**STATED EXERCISE:**
Find the lines holding the word "color" and collect them.
##### DATA FOR THIS EXERCISE
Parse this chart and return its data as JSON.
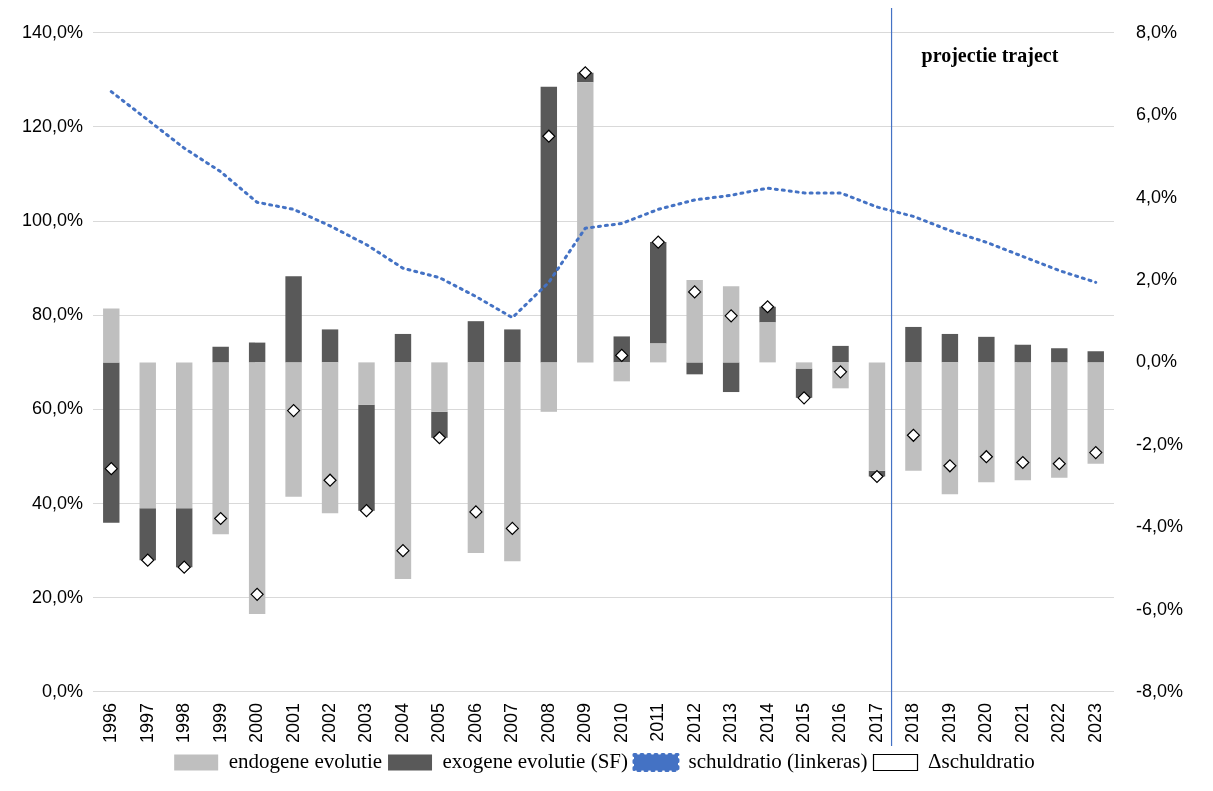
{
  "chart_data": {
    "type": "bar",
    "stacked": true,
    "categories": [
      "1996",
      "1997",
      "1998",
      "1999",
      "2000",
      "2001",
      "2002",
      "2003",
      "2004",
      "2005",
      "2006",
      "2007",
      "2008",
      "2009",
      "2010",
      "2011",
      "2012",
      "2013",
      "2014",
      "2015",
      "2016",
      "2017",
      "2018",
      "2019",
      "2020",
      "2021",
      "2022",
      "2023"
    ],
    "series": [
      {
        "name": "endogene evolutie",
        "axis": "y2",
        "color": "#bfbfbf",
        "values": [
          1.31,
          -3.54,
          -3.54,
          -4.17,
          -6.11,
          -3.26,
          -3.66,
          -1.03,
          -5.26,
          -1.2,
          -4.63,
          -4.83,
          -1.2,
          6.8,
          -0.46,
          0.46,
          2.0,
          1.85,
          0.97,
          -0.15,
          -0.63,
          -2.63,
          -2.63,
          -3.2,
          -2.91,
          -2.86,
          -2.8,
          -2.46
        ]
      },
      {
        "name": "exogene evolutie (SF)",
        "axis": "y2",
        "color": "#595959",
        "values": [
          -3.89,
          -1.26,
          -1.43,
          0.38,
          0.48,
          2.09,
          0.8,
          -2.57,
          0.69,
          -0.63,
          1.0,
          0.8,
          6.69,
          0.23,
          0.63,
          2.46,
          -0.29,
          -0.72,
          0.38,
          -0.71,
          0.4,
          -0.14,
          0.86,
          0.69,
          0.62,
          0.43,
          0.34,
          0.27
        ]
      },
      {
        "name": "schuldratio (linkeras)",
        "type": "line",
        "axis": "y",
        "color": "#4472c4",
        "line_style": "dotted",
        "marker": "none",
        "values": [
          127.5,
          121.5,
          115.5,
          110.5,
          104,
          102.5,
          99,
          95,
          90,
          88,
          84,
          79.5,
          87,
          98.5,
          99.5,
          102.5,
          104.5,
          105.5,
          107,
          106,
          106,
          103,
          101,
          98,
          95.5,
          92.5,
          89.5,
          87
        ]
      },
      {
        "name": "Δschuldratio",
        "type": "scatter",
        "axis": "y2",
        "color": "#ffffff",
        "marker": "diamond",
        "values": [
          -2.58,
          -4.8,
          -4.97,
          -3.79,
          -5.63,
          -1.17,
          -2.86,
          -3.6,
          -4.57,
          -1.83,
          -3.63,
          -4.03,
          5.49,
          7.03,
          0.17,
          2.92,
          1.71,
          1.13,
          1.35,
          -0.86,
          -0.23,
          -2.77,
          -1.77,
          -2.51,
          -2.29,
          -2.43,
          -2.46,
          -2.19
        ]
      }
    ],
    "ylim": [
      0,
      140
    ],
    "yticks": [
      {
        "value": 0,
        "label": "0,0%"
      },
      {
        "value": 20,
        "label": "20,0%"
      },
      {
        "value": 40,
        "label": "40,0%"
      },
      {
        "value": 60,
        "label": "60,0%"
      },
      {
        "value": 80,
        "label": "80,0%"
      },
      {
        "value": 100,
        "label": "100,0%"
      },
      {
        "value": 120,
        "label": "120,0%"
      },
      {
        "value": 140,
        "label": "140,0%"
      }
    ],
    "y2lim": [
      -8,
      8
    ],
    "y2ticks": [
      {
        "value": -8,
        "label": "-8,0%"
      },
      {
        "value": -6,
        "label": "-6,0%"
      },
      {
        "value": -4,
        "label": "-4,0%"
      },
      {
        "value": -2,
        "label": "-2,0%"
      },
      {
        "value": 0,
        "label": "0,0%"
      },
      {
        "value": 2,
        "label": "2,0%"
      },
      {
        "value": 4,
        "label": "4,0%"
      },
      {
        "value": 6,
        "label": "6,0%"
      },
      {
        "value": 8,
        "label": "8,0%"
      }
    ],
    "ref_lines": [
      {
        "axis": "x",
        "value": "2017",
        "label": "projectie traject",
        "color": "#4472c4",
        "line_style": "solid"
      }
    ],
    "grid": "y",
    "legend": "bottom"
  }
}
##########
**CORRECT RESPONSE:**
        "color": "#bfbfbf",
        "color": "#595959",
        "color": "#4472c4",
        "color": "#ffffff",
        "color": "#4472c4",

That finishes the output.